Start of DATA FOR THIS EXERCISE

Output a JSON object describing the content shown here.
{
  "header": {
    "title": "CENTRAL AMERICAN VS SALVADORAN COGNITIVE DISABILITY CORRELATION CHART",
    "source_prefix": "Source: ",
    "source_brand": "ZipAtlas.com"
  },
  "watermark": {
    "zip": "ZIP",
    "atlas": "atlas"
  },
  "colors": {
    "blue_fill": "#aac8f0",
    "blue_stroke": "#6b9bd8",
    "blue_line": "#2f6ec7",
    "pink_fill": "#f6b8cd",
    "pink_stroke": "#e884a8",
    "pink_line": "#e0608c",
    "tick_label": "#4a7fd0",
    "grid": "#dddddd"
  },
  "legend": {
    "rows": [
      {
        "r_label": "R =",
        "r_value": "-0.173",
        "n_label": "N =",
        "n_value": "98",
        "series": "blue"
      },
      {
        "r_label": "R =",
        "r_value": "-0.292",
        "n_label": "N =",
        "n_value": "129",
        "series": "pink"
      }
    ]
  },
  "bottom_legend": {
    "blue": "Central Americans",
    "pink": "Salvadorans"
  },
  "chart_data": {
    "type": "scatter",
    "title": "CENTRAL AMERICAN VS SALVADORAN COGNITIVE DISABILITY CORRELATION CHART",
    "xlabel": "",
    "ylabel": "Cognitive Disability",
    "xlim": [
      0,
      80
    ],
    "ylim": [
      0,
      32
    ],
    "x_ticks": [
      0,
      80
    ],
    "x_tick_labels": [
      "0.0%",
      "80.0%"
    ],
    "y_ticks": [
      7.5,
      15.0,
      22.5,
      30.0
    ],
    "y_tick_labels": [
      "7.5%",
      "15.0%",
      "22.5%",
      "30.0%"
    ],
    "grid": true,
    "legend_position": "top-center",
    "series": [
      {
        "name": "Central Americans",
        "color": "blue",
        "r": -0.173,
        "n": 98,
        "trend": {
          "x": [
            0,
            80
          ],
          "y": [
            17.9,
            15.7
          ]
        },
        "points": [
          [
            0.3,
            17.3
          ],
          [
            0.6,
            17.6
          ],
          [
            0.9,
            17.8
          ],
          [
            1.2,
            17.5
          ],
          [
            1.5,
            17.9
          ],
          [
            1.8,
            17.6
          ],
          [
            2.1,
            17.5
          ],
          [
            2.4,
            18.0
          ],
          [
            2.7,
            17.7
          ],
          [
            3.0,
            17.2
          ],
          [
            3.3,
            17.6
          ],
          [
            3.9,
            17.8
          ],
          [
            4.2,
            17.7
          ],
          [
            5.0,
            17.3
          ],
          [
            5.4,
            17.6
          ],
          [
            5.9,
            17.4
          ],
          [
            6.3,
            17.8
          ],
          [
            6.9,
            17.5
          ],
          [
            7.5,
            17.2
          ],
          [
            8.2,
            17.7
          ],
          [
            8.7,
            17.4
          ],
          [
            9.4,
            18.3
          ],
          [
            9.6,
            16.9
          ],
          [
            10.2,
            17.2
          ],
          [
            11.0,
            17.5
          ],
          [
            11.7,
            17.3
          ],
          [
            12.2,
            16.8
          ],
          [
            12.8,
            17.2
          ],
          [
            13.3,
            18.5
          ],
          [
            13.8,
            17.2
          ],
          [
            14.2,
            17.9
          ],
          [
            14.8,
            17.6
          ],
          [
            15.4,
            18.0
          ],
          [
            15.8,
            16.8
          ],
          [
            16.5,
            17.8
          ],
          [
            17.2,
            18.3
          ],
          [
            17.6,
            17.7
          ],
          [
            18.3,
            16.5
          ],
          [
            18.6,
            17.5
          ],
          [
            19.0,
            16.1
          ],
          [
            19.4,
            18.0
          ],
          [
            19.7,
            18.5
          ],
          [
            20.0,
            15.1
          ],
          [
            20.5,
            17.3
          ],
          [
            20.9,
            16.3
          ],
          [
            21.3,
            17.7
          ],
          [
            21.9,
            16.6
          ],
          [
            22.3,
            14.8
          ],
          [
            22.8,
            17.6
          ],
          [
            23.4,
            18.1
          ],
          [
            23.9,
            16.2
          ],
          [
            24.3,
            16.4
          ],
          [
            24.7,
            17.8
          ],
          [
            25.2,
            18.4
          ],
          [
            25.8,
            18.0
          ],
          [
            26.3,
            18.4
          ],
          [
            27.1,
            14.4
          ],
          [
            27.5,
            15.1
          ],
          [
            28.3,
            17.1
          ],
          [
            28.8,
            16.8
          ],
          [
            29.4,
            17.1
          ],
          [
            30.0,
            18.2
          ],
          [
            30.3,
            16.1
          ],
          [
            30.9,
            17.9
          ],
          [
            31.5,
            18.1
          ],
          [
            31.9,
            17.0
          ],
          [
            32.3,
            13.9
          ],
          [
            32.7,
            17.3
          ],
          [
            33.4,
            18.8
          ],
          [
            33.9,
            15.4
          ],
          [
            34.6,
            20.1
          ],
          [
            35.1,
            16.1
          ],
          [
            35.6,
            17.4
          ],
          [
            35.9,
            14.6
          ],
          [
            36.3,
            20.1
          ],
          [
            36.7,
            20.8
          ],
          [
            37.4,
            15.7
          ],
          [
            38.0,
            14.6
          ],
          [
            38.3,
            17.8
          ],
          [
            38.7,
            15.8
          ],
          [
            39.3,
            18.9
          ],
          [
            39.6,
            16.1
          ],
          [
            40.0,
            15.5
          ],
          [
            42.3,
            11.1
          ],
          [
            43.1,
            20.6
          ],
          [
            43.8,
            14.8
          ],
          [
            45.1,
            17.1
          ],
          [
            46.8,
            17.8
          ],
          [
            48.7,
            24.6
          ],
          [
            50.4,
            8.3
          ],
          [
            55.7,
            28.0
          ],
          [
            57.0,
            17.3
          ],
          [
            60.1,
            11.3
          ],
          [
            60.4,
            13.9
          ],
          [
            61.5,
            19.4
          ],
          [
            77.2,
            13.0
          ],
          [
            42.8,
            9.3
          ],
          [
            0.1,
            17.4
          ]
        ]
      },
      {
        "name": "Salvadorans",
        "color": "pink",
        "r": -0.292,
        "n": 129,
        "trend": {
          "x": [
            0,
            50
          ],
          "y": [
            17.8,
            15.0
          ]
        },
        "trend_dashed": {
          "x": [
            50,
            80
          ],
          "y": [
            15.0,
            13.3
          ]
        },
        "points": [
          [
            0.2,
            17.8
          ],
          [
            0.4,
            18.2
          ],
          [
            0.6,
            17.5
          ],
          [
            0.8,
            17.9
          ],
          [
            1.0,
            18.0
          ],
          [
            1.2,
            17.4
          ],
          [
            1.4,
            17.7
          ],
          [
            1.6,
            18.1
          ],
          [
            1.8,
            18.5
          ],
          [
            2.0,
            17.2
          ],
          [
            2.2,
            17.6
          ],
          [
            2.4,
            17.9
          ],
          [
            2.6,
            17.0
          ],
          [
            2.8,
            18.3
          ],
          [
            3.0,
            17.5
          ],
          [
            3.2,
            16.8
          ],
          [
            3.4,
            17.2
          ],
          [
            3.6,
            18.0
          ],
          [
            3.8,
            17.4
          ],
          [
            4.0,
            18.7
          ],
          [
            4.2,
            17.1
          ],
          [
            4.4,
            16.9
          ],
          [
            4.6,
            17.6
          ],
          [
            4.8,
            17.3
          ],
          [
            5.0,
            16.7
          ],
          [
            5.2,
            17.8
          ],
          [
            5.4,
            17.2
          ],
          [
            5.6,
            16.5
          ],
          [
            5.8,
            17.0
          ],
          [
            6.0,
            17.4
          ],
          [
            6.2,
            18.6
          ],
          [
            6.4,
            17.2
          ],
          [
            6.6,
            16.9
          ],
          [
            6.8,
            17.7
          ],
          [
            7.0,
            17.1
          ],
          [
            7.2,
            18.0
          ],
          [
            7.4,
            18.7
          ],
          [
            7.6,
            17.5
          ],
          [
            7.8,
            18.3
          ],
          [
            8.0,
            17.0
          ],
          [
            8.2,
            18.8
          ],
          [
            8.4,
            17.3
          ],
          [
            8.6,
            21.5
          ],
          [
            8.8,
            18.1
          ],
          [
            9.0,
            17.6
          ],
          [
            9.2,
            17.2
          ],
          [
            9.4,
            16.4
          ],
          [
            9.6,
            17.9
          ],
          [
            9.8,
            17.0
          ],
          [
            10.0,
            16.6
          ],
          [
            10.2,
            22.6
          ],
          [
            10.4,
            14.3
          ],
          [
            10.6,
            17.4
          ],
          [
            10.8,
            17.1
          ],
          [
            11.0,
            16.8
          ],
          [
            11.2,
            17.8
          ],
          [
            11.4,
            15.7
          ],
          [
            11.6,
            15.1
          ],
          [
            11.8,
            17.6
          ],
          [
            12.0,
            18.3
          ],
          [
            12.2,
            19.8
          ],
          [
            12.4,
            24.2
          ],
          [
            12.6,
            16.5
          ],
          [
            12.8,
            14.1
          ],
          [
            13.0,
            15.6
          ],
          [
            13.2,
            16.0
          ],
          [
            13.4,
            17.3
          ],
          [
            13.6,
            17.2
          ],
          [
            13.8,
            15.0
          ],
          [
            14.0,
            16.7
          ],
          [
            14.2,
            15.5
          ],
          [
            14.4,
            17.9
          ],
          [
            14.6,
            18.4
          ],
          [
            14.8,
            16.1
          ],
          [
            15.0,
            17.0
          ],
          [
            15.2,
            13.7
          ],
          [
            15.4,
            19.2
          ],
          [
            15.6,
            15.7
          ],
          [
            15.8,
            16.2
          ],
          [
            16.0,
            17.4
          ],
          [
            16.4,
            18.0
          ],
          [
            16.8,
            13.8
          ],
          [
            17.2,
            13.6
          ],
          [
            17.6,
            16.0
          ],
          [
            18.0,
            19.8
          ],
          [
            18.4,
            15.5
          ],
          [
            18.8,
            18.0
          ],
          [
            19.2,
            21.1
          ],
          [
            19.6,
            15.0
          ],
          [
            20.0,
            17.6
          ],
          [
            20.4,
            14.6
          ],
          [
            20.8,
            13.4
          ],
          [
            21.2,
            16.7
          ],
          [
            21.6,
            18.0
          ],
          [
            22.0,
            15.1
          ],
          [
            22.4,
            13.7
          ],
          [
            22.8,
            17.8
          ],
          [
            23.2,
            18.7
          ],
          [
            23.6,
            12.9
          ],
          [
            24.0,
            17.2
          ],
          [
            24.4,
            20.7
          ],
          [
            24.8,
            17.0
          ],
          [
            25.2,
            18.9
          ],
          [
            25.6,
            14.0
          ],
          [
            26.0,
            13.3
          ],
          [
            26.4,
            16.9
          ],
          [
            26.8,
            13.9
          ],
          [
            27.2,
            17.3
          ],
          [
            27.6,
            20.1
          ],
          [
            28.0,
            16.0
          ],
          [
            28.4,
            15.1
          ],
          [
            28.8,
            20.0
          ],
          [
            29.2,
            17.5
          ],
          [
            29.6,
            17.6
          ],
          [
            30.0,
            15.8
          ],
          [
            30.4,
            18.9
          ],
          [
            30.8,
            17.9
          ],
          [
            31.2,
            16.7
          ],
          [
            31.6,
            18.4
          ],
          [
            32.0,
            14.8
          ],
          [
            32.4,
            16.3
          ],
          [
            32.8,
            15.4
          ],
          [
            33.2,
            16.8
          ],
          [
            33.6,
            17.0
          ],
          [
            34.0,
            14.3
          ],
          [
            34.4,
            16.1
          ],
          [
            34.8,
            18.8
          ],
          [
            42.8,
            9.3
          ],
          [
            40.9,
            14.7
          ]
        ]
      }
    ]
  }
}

End of DATA FOR THIS EXERCISE

__TASK DIRECTIONS__:
Which lines contain the word "Salvadorans"? Copy each one.

__SOLUTION FOR THIS EXERCISE__:
    "pink": "Salvadorans"
        "name": "Salvadorans",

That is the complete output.